◆ To do ◆
Wherever the word "name" appears in the entries, copy the whole line.

##########

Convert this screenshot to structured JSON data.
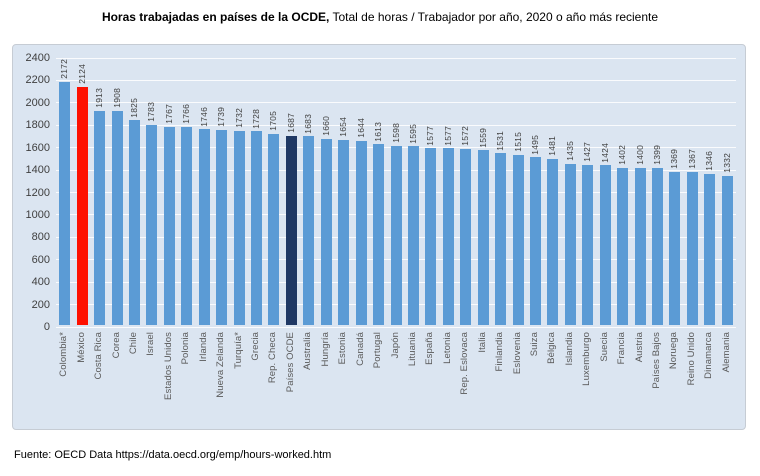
{
  "title": {
    "bold": "Horas trabajadas en países de la OCDE,",
    "regular": "Total de horas / Trabajador por año, 2020 o año más reciente"
  },
  "footer": "Fuente: OECD Data https://data.oecd.org/emp/hours-worked.htm",
  "chart_data": {
    "type": "bar",
    "title": "Horas trabajadas en países de la OCDE, Total de horas / Trabajador por año, 2020 o año más reciente",
    "xlabel": "",
    "ylabel": "",
    "ylim": [
      0,
      2400
    ],
    "ytick_step": 200,
    "grid": true,
    "legend": "none",
    "value_labels": true,
    "labels_rotated_degrees": 90,
    "categories": [
      "Colombia*",
      "México",
      "Costa Rica",
      "Corea",
      "Chile",
      "Israel",
      "Estados Unidos",
      "Polonia",
      "Irlanda",
      "Nueva Zelanda",
      "Turquía*",
      "Grecia",
      "Rep. Checa",
      "Países OCDE",
      "Australia",
      "Hungría",
      "Estonia",
      "Canadá",
      "Portugal",
      "Japón",
      "Lituania",
      "España",
      "Letonia",
      "Rep. Eslovaca",
      "Italia",
      "Finlandia",
      "Eslovenia",
      "Suiza",
      "Bélgica",
      "Islandia",
      "Luxemburgo",
      "Suecia",
      "Francia",
      "Austria",
      "Países Bajos",
      "Noruega",
      "Reino Unido",
      "Dinamarca",
      "Alemania"
    ],
    "values": [
      2172,
      2124,
      1913,
      1908,
      1825,
      1783,
      1767,
      1766,
      1746,
      1739,
      1732,
      1728,
      1705,
      1687,
      1683,
      1660,
      1654,
      1644,
      1613,
      1598,
      1595,
      1577,
      1577,
      1572,
      1559,
      1531,
      1515,
      1495,
      1481,
      1435,
      1427,
      1424,
      1402,
      1400,
      1399,
      1369,
      1367,
      1346,
      1332
    ],
    "colors": {
      "bar_default": "#5b9bd5",
      "plot_background": "#dbe5f1",
      "gridline": "#ffffff",
      "value_label": "#404040",
      "category_label": "#595959"
    },
    "highlighted_bars": [
      {
        "category": "México",
        "index": 1,
        "color": "#fe1100"
      },
      {
        "category": "Países OCDE",
        "index": 13,
        "color": "#1f3864"
      }
    ]
  }
}
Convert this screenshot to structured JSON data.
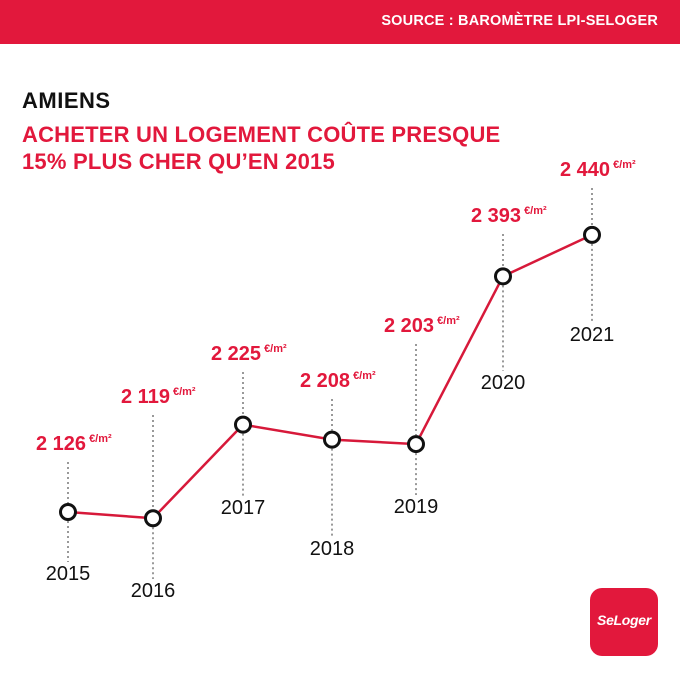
{
  "source": "SOURCE : BAROMÈTRE LPI-SELOGER",
  "city": "AMIENS",
  "headline": {
    "line1": "ACHETER UN LOGEMENT COÛTE PRESQUE",
    "line2": "15% PLUS CHER QU’EN 2015"
  },
  "logo_text": "SeLoger",
  "colors": {
    "accent": "#e2183c",
    "line": "#d7193a",
    "text": "#111111"
  },
  "chart_data": {
    "type": "line",
    "title": "ACHETER UN LOGEMENT COÛTE PRESQUE 15% PLUS CHER QU’EN 2015",
    "xlabel": "",
    "ylabel": "",
    "unit": "€/m²",
    "categories": [
      "2015",
      "2016",
      "2017",
      "2018",
      "2019",
      "2020",
      "2021"
    ],
    "values": [
      2126,
      2119,
      2225,
      2208,
      2203,
      2393,
      2440
    ],
    "value_labels": [
      "2 126",
      "2 119",
      "2 225",
      "2 208",
      "2 203",
      "2 393",
      "2 440"
    ],
    "grid": false,
    "legend": "none"
  }
}
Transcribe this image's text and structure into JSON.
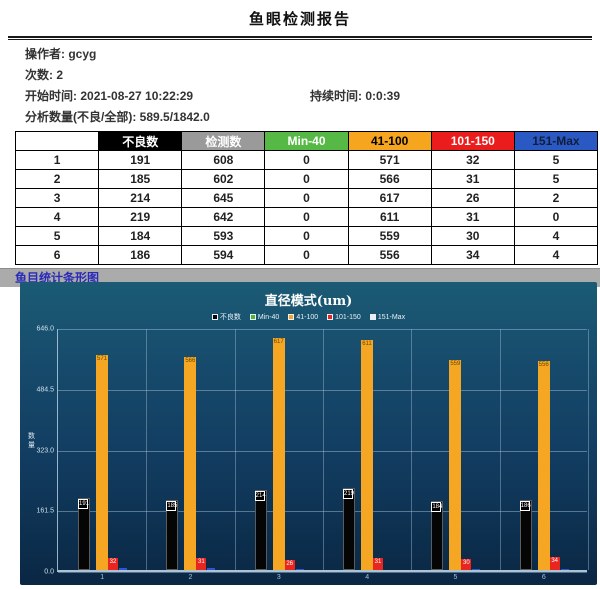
{
  "report": {
    "title": "鱼眼检测报告",
    "info": {
      "operator_label": "操作者:",
      "operator_value": "gcyg",
      "count_label": "次数:",
      "count_value": "2",
      "start_label": "开始时间:",
      "start_value": "2021-08-27 10:22:29",
      "duration_label": "持续时间:",
      "duration_value": "0:0:39",
      "quantity_label": "分析数量(不良/全部):",
      "quantity_value": "589.5/1842.0"
    }
  },
  "table": {
    "headers": [
      "",
      "不良数",
      "检测数",
      "Min-40",
      "41-100",
      "101-150",
      "151-Max"
    ],
    "header_styles": [
      {
        "bg": "#ffffff",
        "fg": "#000000"
      },
      {
        "bg": "#000000",
        "fg": "#ffffff"
      },
      {
        "bg": "#9a9a9a",
        "fg": "#ffffff"
      },
      {
        "bg": "#56b946",
        "fg": "#ffffff"
      },
      {
        "bg": "#f6a51f",
        "fg": "#000000"
      },
      {
        "bg": "#ea1c1c",
        "fg": "#ffffff"
      },
      {
        "bg": "#2b59c3",
        "fg": "#101c3a"
      }
    ],
    "rows": [
      [
        "1",
        "191",
        "608",
        "0",
        "571",
        "32",
        "5"
      ],
      [
        "2",
        "185",
        "602",
        "0",
        "566",
        "31",
        "5"
      ],
      [
        "3",
        "214",
        "645",
        "0",
        "617",
        "26",
        "2"
      ],
      [
        "4",
        "219",
        "642",
        "0",
        "611",
        "31",
        "0"
      ],
      [
        "5",
        "184",
        "593",
        "0",
        "559",
        "30",
        "4"
      ],
      [
        "6",
        "186",
        "594",
        "0",
        "556",
        "34",
        "4"
      ]
    ]
  },
  "section": {
    "chart_section_title": "鱼目统计条形图"
  },
  "chart_data": {
    "type": "bar",
    "title": "直径模式(um)",
    "ylabel": "数量",
    "categories": [
      "1",
      "2",
      "3",
      "4",
      "5",
      "6"
    ],
    "series": [
      {
        "name": "不良数",
        "color": "#050505",
        "legend_color": "#050505",
        "values": [
          191,
          185,
          214,
          219,
          184,
          186
        ]
      },
      {
        "name": "Min-40",
        "color": "#4db53c",
        "legend_color": "#4db53c",
        "values": [
          0,
          0,
          0,
          0,
          0,
          0
        ]
      },
      {
        "name": "41-100",
        "color": "#f5a623",
        "legend_color": "#f5a623",
        "values": [
          571,
          566,
          617,
          611,
          559,
          556
        ]
      },
      {
        "name": "101-150",
        "color": "#e8251f",
        "legend_color": "#e8251f",
        "values": [
          32,
          31,
          26,
          31,
          30,
          34
        ]
      },
      {
        "name": "151-Max",
        "color": "#2f55d4",
        "legend_color": "#e9eef2",
        "values": [
          5,
          5,
          2,
          0,
          4,
          4
        ]
      }
    ],
    "ylim": [
      0,
      646
    ],
    "yticks": [
      "646.0",
      "484.5",
      "323.0",
      "161.5",
      "0.0"
    ],
    "legend_position": "top",
    "grid": true,
    "background": {
      "top": "#1b5b74",
      "bottom": "#0a2744"
    }
  }
}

##########

◆ Solution for this problem ◆
        "name": "不良数",
        "name": "Min-40",
        "name": "41-100",
        "name": "101-150",
        "name": "151-Max",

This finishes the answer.